#### Exercise directions
Extract every line where the string "text" appears.

Data items:

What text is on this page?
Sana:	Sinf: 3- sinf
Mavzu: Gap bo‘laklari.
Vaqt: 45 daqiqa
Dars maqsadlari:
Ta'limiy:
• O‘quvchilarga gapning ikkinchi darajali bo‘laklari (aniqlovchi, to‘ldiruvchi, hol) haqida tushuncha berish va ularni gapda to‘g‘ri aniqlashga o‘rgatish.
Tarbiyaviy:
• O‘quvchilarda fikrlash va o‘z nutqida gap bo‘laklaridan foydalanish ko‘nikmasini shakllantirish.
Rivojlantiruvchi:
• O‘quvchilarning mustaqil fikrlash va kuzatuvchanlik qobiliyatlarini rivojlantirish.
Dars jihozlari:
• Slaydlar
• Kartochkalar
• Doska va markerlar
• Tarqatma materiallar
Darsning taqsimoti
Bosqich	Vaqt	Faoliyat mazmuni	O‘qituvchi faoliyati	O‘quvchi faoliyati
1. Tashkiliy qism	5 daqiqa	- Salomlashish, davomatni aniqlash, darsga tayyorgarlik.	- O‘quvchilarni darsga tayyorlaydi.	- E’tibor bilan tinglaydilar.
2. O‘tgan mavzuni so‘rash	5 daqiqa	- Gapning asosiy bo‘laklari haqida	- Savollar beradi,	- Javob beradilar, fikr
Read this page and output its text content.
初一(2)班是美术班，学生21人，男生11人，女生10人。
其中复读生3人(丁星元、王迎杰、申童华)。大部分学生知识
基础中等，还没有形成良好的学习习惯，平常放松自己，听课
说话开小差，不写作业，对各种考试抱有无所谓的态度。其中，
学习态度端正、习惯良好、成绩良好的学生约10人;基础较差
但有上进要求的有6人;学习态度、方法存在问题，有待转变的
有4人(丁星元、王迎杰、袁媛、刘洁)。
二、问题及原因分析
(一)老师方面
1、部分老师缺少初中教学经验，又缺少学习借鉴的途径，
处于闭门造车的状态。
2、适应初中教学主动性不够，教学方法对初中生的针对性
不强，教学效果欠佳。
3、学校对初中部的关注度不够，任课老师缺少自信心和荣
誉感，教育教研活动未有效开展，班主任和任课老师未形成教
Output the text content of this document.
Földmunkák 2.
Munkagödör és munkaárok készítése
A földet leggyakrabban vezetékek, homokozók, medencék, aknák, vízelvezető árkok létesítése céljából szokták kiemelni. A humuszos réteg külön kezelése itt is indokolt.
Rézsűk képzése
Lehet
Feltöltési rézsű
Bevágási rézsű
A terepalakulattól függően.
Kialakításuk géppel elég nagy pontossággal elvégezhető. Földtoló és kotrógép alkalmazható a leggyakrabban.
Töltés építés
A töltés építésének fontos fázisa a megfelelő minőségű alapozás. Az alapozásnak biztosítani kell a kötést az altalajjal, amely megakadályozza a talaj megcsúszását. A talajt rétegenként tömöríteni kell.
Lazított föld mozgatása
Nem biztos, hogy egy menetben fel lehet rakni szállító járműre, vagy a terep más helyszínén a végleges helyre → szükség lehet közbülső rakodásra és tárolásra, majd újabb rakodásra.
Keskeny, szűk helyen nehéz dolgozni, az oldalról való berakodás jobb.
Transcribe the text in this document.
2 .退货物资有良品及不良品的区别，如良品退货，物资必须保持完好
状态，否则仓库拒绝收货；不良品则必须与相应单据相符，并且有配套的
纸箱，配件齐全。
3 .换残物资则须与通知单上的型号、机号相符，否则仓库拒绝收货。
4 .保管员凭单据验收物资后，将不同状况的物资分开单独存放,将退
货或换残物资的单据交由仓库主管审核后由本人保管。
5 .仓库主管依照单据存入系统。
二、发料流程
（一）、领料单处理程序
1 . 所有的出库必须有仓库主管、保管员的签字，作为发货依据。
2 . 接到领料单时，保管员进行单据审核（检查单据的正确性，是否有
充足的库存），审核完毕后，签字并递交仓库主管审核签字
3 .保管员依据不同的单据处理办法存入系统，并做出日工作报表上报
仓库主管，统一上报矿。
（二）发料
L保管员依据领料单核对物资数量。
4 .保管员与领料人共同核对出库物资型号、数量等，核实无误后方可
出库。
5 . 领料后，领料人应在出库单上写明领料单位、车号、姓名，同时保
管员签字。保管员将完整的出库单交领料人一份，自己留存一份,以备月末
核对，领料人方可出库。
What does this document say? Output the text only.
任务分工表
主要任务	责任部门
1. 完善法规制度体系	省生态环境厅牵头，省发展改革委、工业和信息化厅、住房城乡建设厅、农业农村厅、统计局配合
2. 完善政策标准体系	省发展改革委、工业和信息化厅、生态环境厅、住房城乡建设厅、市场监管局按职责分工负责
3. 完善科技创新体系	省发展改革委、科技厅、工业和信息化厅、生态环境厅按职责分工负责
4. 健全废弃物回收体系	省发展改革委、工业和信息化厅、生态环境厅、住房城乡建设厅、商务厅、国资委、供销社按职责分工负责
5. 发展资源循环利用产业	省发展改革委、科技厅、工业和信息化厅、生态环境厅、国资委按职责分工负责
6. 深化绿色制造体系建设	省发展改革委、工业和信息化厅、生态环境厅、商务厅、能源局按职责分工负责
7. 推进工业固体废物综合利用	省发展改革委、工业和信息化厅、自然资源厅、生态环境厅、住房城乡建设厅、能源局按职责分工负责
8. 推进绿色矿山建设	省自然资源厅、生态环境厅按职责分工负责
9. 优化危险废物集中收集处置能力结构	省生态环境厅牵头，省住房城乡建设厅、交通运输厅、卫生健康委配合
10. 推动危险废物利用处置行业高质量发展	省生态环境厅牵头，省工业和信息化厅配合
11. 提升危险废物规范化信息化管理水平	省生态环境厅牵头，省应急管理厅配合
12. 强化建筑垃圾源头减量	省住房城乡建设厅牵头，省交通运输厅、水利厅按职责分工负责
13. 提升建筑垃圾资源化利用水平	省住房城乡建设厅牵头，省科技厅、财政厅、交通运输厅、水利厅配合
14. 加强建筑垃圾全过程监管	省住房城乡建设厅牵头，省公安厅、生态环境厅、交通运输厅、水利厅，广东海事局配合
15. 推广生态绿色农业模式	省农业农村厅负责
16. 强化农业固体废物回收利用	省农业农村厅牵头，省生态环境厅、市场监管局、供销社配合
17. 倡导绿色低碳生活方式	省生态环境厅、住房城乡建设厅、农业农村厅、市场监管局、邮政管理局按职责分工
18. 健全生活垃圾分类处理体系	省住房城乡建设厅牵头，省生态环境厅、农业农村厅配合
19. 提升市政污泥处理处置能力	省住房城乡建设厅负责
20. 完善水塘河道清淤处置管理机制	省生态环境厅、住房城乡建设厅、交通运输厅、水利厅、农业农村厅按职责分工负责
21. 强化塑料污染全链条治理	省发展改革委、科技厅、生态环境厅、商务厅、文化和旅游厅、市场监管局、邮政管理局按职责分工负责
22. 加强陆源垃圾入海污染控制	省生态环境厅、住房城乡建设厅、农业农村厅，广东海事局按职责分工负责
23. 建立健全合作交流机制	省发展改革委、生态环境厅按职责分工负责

#### Solved exercise
What text is on this page?
Read this page and output its text content.
Output the text content of this document.
Transcribe the text in this document.
What does this document say? Output the text only.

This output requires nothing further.